» What is asked
Reply with one number: the count of lines in the data that hold the string "JSON".

★ ★ ★ ★ ★

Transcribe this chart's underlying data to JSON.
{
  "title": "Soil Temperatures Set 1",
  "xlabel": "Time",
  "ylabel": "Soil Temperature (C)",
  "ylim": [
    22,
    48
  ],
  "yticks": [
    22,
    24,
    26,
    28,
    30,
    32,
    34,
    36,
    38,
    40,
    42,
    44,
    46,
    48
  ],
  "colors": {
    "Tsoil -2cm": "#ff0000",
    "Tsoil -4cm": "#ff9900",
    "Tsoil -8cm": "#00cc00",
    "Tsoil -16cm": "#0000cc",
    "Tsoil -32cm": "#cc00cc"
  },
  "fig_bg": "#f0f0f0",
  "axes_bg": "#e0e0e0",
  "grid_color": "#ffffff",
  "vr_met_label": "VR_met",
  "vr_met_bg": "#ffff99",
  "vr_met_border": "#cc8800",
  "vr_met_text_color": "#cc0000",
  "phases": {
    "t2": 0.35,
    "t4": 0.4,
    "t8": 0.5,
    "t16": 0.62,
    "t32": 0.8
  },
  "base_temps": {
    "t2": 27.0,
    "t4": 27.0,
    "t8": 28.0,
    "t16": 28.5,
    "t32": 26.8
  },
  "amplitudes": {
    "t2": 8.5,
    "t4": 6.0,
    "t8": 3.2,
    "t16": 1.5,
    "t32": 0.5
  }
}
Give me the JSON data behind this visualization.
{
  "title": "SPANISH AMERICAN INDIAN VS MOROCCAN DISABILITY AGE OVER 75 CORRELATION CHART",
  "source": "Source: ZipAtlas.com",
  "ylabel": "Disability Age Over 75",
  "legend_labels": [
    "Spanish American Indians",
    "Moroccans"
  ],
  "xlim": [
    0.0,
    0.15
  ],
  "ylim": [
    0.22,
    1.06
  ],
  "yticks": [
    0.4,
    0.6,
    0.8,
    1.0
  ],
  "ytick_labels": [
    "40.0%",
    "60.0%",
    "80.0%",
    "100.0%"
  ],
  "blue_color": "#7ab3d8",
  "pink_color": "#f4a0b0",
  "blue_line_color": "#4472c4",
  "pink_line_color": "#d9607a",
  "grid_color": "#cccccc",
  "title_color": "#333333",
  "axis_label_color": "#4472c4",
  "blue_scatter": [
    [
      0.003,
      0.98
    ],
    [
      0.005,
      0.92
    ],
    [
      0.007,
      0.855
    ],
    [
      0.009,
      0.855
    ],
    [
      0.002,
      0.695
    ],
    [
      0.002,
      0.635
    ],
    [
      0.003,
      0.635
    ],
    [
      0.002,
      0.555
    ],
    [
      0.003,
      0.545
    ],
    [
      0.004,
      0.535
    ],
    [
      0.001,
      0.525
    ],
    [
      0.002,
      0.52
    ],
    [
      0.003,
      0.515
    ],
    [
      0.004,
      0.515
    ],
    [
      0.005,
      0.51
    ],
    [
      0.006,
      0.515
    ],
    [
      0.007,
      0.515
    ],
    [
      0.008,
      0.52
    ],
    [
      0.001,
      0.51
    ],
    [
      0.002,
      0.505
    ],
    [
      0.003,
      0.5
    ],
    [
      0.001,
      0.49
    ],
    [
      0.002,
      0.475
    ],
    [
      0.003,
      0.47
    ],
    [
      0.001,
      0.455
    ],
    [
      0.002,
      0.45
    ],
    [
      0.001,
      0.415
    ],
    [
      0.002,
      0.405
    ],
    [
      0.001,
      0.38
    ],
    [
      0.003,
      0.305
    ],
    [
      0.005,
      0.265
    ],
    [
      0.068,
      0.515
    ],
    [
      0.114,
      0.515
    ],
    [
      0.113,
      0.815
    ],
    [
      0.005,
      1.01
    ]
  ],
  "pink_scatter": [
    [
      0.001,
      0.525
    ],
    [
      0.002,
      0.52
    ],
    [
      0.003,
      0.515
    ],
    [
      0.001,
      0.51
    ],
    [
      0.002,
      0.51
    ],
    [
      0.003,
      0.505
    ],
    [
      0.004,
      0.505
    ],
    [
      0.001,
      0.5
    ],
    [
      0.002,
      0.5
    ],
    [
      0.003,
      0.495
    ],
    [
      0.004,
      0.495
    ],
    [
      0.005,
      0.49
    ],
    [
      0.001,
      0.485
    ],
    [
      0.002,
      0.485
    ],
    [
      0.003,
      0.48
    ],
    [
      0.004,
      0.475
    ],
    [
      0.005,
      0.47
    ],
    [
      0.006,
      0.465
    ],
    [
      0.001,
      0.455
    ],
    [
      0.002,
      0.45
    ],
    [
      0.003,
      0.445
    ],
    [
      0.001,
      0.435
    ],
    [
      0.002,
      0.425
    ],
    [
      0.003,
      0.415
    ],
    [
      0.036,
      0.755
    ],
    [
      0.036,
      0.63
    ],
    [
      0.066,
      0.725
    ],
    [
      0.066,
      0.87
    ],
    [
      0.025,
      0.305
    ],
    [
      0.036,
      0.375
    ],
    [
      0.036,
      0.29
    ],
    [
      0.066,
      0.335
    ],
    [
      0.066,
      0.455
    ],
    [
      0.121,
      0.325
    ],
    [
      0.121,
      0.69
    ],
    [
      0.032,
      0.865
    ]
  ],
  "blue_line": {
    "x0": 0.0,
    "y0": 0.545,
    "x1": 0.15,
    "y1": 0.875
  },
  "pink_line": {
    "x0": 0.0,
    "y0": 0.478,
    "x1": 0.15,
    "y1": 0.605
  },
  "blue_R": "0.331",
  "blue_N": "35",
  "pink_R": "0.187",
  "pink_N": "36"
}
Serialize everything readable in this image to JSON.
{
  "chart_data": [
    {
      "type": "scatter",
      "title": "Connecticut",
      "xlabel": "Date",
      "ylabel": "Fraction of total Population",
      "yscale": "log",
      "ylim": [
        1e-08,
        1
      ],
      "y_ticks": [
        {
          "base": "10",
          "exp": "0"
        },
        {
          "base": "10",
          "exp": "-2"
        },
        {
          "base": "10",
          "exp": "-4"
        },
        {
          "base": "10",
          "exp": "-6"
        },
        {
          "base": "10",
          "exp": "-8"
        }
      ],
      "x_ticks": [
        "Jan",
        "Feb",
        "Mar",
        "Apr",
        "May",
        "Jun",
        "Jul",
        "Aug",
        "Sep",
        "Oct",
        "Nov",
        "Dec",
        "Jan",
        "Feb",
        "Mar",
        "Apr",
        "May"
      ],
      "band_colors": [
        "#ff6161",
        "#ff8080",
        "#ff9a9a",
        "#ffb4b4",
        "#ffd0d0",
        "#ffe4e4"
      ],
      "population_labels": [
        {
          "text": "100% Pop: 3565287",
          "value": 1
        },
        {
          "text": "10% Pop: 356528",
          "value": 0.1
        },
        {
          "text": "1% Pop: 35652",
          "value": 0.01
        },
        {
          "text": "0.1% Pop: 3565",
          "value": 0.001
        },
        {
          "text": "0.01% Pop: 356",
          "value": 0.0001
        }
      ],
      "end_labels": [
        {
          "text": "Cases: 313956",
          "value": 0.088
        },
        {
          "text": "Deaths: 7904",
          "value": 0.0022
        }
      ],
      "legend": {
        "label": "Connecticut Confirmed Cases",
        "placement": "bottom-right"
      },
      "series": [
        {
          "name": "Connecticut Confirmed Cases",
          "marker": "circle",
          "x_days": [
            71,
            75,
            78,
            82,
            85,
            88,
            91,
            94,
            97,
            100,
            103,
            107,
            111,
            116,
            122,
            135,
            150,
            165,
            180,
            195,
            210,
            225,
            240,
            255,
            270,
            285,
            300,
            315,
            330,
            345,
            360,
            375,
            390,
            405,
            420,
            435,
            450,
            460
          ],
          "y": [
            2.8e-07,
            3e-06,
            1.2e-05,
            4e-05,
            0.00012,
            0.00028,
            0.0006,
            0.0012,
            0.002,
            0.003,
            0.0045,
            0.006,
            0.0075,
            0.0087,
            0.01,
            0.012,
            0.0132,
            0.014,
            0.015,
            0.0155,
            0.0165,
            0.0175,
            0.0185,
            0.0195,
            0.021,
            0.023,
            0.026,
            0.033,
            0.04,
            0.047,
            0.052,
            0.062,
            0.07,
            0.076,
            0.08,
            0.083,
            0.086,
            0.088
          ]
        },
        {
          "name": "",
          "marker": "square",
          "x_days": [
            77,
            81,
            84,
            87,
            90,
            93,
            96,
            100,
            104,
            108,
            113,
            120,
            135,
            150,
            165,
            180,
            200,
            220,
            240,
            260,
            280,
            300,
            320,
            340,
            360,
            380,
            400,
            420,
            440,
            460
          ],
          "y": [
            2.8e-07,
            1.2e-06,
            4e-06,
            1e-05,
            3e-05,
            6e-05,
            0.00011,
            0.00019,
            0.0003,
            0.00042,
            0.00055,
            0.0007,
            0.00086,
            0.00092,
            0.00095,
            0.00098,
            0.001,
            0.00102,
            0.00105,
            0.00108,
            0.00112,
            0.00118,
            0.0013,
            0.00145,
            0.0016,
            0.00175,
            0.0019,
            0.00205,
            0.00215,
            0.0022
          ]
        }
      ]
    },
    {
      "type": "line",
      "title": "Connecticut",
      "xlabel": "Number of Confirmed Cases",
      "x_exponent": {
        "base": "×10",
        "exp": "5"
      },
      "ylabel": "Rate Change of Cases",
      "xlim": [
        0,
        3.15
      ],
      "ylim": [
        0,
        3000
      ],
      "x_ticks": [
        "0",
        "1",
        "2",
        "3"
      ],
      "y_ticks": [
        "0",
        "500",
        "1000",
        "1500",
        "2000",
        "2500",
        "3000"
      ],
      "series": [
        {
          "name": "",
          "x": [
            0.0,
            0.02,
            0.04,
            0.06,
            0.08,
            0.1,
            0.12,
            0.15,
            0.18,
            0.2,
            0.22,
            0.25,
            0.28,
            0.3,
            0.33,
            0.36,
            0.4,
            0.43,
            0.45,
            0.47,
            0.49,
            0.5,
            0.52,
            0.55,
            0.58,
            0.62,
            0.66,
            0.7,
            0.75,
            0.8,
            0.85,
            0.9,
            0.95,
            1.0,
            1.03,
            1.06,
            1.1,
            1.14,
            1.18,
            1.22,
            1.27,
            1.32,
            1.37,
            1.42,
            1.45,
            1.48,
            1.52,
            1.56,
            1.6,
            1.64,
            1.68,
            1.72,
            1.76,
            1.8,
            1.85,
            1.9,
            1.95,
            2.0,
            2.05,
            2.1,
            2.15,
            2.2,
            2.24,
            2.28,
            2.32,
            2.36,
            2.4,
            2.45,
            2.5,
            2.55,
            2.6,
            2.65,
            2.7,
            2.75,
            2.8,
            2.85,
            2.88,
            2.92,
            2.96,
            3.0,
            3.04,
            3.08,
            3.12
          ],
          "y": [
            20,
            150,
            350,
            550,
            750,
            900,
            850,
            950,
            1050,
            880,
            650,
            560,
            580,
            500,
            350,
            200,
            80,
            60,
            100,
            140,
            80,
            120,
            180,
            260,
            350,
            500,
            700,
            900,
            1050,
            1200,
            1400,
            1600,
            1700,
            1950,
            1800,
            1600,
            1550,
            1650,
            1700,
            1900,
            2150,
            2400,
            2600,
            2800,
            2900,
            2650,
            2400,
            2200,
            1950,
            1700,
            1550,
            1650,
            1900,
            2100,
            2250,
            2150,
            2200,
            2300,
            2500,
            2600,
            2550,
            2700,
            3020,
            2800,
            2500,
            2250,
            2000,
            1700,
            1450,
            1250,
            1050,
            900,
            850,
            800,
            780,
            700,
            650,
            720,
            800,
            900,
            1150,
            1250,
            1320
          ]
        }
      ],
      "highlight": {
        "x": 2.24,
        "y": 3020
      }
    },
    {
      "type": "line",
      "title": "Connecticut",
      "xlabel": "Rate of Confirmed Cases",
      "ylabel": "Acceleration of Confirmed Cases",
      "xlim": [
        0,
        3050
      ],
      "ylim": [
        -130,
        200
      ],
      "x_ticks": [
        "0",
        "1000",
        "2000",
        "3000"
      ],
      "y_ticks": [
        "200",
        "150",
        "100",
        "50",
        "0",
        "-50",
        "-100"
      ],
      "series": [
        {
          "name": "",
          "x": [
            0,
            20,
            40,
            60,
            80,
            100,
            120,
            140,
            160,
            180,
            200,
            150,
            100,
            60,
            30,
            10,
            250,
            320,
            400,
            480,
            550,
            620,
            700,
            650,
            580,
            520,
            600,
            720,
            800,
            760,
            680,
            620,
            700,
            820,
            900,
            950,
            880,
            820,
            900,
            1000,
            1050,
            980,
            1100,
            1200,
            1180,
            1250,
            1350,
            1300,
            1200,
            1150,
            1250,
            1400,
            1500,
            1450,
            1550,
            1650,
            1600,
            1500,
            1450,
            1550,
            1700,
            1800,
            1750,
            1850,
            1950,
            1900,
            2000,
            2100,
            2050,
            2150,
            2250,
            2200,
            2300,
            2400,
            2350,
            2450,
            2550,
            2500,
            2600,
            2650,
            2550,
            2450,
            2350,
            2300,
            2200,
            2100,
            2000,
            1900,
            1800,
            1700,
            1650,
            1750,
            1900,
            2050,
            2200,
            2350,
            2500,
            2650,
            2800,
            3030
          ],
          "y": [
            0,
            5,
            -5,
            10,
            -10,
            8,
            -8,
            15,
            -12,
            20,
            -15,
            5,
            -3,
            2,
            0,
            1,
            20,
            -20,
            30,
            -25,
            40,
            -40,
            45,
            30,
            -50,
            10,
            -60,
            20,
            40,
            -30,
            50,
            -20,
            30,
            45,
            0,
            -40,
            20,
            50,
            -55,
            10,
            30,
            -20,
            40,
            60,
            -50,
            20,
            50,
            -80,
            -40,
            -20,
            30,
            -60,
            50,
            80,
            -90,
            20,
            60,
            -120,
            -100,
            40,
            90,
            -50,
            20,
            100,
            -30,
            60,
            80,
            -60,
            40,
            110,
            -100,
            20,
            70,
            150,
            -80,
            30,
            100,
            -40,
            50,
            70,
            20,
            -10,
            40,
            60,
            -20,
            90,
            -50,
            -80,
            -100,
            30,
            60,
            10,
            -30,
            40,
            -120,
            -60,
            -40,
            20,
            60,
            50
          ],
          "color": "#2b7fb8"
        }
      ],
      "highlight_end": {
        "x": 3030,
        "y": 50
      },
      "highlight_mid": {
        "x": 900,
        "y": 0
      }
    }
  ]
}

★ ★ ★ ★ ★

» Solution to the exercise
3